## [DATA TO USE]
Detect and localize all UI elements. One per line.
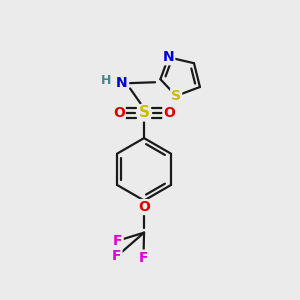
Text: O: O (138, 200, 150, 214)
Text: S: S (139, 105, 150, 120)
Text: F: F (139, 250, 148, 265)
Text: F: F (113, 234, 123, 248)
Text: N: N (116, 76, 128, 90)
Text: F: F (112, 249, 122, 263)
Text: O: O (113, 106, 125, 120)
Text: S: S (171, 89, 181, 103)
Text: N: N (163, 50, 174, 64)
Text: H: H (101, 74, 112, 87)
Text: O: O (164, 106, 175, 120)
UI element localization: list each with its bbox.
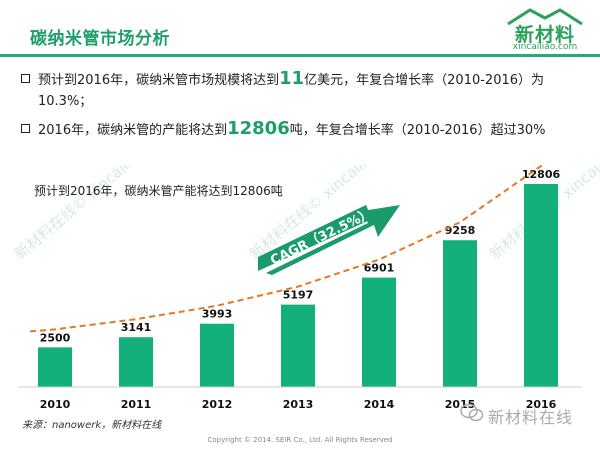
x-tick-label: 2016 <box>526 398 557 411</box>
chart-title: 预计到2016年，碳纳米管产能将达到12806吨 <box>34 183 283 198</box>
bullet-list: 预计到2016年，碳纳米管市场规模将达到11亿美元，年复合增长率（2010-20… <box>18 68 588 147</box>
bar-2016 <box>524 184 558 387</box>
header: 碳纳米管市场分析 新材料 xincailiao.com <box>0 0 600 58</box>
source-note: 来源：nanowerk，新材料在线 <box>22 420 162 431</box>
bar-value-label: 9258 <box>445 224 476 237</box>
page-title: 碳纳米管市场分析 <box>30 29 170 49</box>
logo-text: 新材料 <box>514 24 575 46</box>
capacity-bar-chart: 新材料在线© xincailiao.com 新材料在线© xincailiao.… <box>11 165 600 411</box>
wechat-icon <box>460 403 484 422</box>
square-bullet-icon <box>21 124 30 133</box>
bullet-text-post: 吨，年复合增长率（2010-2016）超过30% <box>289 123 546 138</box>
bullet-text-pre: 预计到2016年，碳纳米管市场规模将达到 <box>38 73 280 88</box>
bar-2015 <box>443 240 477 387</box>
bar-2012 <box>200 323 234 387</box>
bar-2013 <box>281 304 315 387</box>
bullet-item-market-size: 预计到2016年，碳纳米管市场规模将达到11亿美元，年复合增长率（2010-20… <box>18 68 588 112</box>
highlight-value: 11 <box>279 68 305 89</box>
bar-2014 <box>362 277 396 387</box>
bar-value-label: 6901 <box>364 262 395 275</box>
bar-value-label: 3993 <box>202 308 233 321</box>
wechat-watermark: 新材料在线 <box>460 402 595 428</box>
highlight-value: 12806 <box>227 118 290 139</box>
bullet-item-capacity: 2016年，碳纳米管的产能将达到12806吨，年复合增长率（2010-2016）… <box>18 118 588 141</box>
bullet-text-pre: 2016年，碳纳米管的产能将达到 <box>38 123 228 138</box>
copyright-text: Copyright © 2014. SEIR Co., Ltd. All Rig… <box>207 436 393 444</box>
bar-value-label: 12806 <box>522 168 561 181</box>
house-roof-icon <box>507 8 583 26</box>
bar-2010 <box>38 347 72 387</box>
brand-logo: 新材料 xincailiao.com <box>500 6 590 52</box>
x-tick-label: 2012 <box>202 398 233 411</box>
trend-line <box>29 165 544 333</box>
wechat-label: 新材料在线 <box>488 408 574 427</box>
x-tick-label: 2014 <box>364 398 395 411</box>
logo-url: xincailiao.com <box>512 42 578 52</box>
bar-value-label: 3141 <box>121 321 152 334</box>
bar-value-label: 2500 <box>40 331 71 344</box>
title-underline <box>0 54 600 57</box>
x-tick-label: 2011 <box>121 398 152 411</box>
watermark: 新材料在线© xincailiao.com <box>11 165 177 263</box>
x-tick-label: 2010 <box>40 398 71 411</box>
bar-value-label: 5197 <box>283 289 314 302</box>
x-tick-label: 2015 <box>445 398 476 411</box>
bar-2011 <box>119 337 153 387</box>
bullet-text-post: 亿美元，年复合增长率（2010-2016）为10.3%； <box>38 73 545 109</box>
x-tick-label: 2013 <box>283 398 314 411</box>
square-bullet-icon <box>21 74 30 83</box>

## [EXERCISE]
Reproduce the listing above line for line without changing a character, and leave out the pictures.

## [EXERCISE SOLUTION]
Detect and localize all UI elements. One per line.
Text: O: O (138, 200, 150, 214)
Text: S: S (139, 105, 150, 120)
Text: F: F (139, 250, 148, 265)
Text: F: F (113, 234, 123, 248)
Text: N: N (116, 76, 128, 90)
Text: F: F (112, 249, 122, 263)
Text: O: O (113, 106, 125, 120)
Text: S: S (171, 89, 181, 103)
Text: N: N (163, 50, 174, 64)
Text: H: H (101, 74, 112, 87)
Text: O: O (164, 106, 175, 120)
UI element localization: list each with its bbox.
x-tick-label: 2016 <box>526 398 557 411</box>
chart-title: 预计到2016年，碳纳米管产能将达到12806吨 <box>34 183 283 198</box>
bullet-list: 预计到2016年，碳纳米管市场规模将达到11亿美元，年复合增长率（2010-20… <box>18 68 588 147</box>
bar-2016 <box>524 184 558 387</box>
header: 碳纳米管市场分析 新材料 xincailiao.com <box>0 0 600 58</box>
source-note: 来源：nanowerk，新材料在线 <box>22 420 162 431</box>
bar-value-label: 9258 <box>445 224 476 237</box>
page-title: 碳纳米管市场分析 <box>30 29 170 49</box>
logo-text: 新材料 <box>514 24 575 46</box>
capacity-bar-chart: 新材料在线© xincailiao.com 新材料在线© xincailiao.… <box>11 165 600 411</box>
wechat-icon <box>460 403 484 422</box>
square-bullet-icon <box>21 124 30 133</box>
bullet-text-post: 吨，年复合增长率（2010-2016）超过30% <box>289 123 546 138</box>
bullet-text-pre: 预计到2016年，碳纳米管市场规模将达到 <box>38 73 280 88</box>
bar-2015 <box>443 240 477 387</box>
bar-2012 <box>200 323 234 387</box>
bar-2013 <box>281 304 315 387</box>
bullet-item-market-size: 预计到2016年，碳纳米管市场规模将达到11亿美元，年复合增长率（2010-20… <box>18 68 588 112</box>
highlight-value: 11 <box>279 68 305 89</box>
bar-2014 <box>362 277 396 387</box>
bar-value-label: 6901 <box>364 262 395 275</box>
bar-value-label: 3993 <box>202 308 233 321</box>
wechat-watermark: 新材料在线 <box>460 402 595 428</box>
highlight-value: 12806 <box>227 118 290 139</box>
bullet-item-capacity: 2016年，碳纳米管的产能将达到12806吨，年复合增长率（2010-2016）… <box>18 118 588 141</box>
bullet-text-pre: 2016年，碳纳米管的产能将达到 <box>38 123 228 138</box>
copyright-text: Copyright © 2014. SEIR Co., Ltd. All Rig… <box>207 436 393 444</box>
bar-value-label: 12806 <box>522 168 561 181</box>
house-roof-icon <box>507 8 583 26</box>
bar-2010 <box>38 347 72 387</box>
brand-logo: 新材料 xincailiao.com <box>500 6 590 52</box>
x-tick-label: 2012 <box>202 398 233 411</box>
trend-line <box>29 165 544 333</box>
wechat-label: 新材料在线 <box>488 408 574 427</box>
x-tick-label: 2014 <box>364 398 395 411</box>
logo-url: xincailiao.com <box>512 42 578 52</box>
bar-value-label: 3141 <box>121 321 152 334</box>
bar-value-label: 2500 <box>40 331 71 344</box>
title-underline <box>0 54 600 57</box>
x-tick-label: 2011 <box>121 398 152 411</box>
watermark: 新材料在线© xincailiao.com <box>11 165 177 263</box>
x-tick-label: 2010 <box>40 398 71 411</box>
bar-value-label: 5197 <box>283 289 314 302</box>
x-tick-label: 2015 <box>445 398 476 411</box>
bar-2011 <box>119 337 153 387</box>
bullet-text-post: 亿美元，年复合增长率（2010-2016）为10.3%； <box>38 73 545 109</box>
x-tick-label: 2013 <box>283 398 314 411</box>
square-bullet-icon <box>21 74 30 83</box>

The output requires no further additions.